Determine which lines of the records include the word "over", and copy them.
⟨
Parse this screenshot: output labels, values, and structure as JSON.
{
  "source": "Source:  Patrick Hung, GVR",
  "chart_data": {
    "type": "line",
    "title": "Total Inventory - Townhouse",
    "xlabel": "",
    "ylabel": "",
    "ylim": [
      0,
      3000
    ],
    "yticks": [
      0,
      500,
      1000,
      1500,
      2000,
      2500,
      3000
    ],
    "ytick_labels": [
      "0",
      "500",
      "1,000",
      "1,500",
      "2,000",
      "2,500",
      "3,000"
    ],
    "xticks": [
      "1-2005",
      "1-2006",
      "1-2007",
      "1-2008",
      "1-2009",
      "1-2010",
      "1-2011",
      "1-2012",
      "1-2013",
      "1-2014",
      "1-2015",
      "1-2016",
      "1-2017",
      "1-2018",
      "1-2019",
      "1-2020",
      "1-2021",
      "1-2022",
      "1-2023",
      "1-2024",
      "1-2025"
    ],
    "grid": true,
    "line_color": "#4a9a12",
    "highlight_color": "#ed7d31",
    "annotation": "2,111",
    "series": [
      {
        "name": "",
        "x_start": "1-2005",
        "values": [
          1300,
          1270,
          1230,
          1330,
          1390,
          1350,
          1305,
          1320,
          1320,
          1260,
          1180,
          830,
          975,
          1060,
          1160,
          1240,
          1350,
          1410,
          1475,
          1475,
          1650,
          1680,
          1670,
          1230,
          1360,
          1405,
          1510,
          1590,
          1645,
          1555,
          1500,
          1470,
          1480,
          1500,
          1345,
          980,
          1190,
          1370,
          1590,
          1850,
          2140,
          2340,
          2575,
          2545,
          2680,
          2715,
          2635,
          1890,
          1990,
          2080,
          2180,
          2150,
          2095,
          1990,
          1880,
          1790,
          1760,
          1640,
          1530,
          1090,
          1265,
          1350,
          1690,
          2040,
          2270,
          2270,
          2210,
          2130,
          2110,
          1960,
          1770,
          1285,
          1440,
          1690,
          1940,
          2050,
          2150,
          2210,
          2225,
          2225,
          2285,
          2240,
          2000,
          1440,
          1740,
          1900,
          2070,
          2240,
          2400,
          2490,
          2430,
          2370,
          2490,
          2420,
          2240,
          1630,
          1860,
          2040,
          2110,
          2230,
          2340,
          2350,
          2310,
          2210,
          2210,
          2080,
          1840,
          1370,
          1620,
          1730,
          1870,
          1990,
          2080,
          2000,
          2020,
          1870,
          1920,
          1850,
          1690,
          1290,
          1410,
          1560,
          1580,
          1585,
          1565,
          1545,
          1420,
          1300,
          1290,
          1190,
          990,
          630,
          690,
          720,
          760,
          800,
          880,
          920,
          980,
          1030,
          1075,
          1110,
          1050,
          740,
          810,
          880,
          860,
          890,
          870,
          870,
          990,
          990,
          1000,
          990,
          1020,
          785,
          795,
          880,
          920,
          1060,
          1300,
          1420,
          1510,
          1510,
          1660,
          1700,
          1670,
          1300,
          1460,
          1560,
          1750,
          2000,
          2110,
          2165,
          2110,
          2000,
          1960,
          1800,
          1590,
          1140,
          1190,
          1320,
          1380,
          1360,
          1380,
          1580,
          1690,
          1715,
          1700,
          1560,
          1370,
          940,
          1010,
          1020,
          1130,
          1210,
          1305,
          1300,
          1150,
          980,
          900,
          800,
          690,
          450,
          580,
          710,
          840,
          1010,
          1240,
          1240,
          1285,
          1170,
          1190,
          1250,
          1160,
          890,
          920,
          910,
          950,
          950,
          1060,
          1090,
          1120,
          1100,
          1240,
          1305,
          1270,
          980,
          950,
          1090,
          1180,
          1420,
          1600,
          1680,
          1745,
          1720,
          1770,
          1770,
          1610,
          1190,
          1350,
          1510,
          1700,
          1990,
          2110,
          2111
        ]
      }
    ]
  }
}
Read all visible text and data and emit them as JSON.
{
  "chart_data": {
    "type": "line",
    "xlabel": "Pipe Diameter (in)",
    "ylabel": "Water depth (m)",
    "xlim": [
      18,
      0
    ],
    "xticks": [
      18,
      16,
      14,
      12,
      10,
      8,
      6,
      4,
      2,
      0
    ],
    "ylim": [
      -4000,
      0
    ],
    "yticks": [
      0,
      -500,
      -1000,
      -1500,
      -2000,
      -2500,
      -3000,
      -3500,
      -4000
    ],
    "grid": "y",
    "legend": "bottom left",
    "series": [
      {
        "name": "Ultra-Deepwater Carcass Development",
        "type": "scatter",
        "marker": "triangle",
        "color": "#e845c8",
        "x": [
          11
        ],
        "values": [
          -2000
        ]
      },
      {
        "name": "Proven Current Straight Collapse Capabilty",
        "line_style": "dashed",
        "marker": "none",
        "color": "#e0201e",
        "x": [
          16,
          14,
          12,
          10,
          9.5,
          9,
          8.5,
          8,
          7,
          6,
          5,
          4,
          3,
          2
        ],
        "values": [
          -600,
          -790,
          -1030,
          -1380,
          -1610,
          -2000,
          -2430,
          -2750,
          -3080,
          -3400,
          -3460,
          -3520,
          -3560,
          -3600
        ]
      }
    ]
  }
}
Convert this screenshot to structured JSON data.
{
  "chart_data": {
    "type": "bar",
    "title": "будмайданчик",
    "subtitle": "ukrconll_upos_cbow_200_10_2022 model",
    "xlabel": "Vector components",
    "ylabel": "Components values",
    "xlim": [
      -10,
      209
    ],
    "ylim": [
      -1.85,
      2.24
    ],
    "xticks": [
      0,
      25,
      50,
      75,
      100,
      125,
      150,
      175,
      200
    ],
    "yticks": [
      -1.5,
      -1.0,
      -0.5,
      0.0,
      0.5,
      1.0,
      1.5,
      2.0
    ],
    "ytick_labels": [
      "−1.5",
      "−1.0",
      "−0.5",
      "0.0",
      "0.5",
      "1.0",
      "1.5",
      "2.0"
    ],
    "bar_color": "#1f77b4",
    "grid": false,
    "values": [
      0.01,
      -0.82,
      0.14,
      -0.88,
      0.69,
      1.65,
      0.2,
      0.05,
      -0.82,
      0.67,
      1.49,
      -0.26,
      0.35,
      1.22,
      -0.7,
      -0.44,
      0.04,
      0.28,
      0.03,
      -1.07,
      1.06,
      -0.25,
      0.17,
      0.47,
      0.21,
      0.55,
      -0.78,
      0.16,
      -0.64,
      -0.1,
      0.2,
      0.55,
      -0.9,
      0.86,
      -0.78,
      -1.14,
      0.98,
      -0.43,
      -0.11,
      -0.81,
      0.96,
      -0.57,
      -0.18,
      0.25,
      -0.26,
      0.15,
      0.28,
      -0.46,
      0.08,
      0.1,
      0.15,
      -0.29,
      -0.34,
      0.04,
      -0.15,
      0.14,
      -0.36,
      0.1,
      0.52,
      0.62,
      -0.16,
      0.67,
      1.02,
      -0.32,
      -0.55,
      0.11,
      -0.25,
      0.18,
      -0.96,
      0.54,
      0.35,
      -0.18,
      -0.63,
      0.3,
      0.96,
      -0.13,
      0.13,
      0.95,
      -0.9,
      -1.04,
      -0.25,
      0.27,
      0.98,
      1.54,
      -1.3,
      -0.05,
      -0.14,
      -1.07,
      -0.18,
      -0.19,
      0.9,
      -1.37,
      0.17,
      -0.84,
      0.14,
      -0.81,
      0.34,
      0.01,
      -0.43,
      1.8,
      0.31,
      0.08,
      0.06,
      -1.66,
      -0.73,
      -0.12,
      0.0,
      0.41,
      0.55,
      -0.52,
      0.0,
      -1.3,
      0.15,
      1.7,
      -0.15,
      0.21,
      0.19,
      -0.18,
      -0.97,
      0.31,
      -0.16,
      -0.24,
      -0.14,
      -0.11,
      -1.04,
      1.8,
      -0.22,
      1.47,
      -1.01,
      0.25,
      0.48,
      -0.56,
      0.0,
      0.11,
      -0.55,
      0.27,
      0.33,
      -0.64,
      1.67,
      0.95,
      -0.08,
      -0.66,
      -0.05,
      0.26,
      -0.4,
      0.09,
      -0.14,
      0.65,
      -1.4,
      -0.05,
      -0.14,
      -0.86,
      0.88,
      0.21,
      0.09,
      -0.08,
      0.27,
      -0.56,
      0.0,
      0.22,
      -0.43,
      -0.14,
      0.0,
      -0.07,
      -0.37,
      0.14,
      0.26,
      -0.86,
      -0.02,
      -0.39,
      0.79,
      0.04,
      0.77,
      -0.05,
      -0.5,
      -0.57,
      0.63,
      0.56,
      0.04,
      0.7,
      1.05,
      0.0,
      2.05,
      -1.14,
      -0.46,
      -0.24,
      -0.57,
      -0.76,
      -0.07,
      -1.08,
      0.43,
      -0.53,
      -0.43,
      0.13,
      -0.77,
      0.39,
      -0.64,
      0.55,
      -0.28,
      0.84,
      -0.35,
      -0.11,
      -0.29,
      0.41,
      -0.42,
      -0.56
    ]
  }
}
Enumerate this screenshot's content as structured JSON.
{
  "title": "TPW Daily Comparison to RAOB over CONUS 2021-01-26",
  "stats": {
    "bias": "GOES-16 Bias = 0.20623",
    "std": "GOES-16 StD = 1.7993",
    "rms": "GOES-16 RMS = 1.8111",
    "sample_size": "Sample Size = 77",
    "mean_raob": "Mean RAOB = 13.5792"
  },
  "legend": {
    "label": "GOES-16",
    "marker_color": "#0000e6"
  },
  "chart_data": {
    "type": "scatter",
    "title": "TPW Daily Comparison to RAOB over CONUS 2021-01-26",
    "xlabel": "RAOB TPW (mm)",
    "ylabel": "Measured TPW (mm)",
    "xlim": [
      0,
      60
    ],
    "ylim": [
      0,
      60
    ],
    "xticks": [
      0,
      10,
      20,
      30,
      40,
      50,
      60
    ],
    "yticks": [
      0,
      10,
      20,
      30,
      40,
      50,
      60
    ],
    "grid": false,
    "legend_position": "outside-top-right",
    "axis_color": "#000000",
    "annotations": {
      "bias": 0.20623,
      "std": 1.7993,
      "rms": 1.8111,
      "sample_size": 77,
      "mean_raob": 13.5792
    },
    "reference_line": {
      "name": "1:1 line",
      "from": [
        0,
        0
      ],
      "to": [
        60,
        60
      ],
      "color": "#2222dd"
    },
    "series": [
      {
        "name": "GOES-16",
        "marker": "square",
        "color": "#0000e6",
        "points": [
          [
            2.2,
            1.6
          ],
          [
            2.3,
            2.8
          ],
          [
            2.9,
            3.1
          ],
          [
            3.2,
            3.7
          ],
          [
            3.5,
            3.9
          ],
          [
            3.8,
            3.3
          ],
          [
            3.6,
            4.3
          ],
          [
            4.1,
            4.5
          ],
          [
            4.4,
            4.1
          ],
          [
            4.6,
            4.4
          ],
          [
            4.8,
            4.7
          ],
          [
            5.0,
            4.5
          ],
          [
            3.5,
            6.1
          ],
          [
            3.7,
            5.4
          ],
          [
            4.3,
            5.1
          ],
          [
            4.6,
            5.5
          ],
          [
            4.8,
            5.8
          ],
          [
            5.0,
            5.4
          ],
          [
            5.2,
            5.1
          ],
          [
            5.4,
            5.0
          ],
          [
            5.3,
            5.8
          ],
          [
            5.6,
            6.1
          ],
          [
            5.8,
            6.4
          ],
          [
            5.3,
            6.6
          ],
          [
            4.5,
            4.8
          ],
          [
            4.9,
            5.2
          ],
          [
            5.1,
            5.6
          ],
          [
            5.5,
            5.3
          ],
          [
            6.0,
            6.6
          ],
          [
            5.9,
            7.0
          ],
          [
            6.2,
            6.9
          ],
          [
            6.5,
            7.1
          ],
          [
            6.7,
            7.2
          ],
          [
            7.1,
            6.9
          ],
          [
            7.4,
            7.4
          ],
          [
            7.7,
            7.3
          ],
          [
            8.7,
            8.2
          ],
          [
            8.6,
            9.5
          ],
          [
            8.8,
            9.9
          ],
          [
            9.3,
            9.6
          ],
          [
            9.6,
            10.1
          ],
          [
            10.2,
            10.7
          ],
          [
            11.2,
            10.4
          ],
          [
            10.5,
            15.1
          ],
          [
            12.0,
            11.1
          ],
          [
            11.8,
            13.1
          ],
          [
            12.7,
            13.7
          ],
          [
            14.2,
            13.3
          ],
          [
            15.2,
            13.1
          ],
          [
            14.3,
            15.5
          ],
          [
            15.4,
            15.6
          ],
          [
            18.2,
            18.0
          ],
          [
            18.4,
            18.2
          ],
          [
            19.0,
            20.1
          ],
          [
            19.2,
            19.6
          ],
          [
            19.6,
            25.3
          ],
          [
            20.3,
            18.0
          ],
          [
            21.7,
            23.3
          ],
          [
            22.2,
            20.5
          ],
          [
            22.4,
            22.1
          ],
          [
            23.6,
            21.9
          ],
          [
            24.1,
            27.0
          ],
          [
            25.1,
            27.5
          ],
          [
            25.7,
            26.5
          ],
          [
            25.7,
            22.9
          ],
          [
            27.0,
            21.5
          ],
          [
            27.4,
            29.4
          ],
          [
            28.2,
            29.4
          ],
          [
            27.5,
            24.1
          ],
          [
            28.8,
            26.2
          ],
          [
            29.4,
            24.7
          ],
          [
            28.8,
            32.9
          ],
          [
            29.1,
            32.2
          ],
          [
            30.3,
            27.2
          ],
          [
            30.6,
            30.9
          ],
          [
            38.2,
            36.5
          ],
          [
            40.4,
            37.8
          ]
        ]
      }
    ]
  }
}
⟩
**Answer for this exercise**
  "title": "TPW Daily Comparison to RAOB over CONUS 2021-01-26",
    "title": "TPW Daily Comparison to RAOB over CONUS 2021-01-26",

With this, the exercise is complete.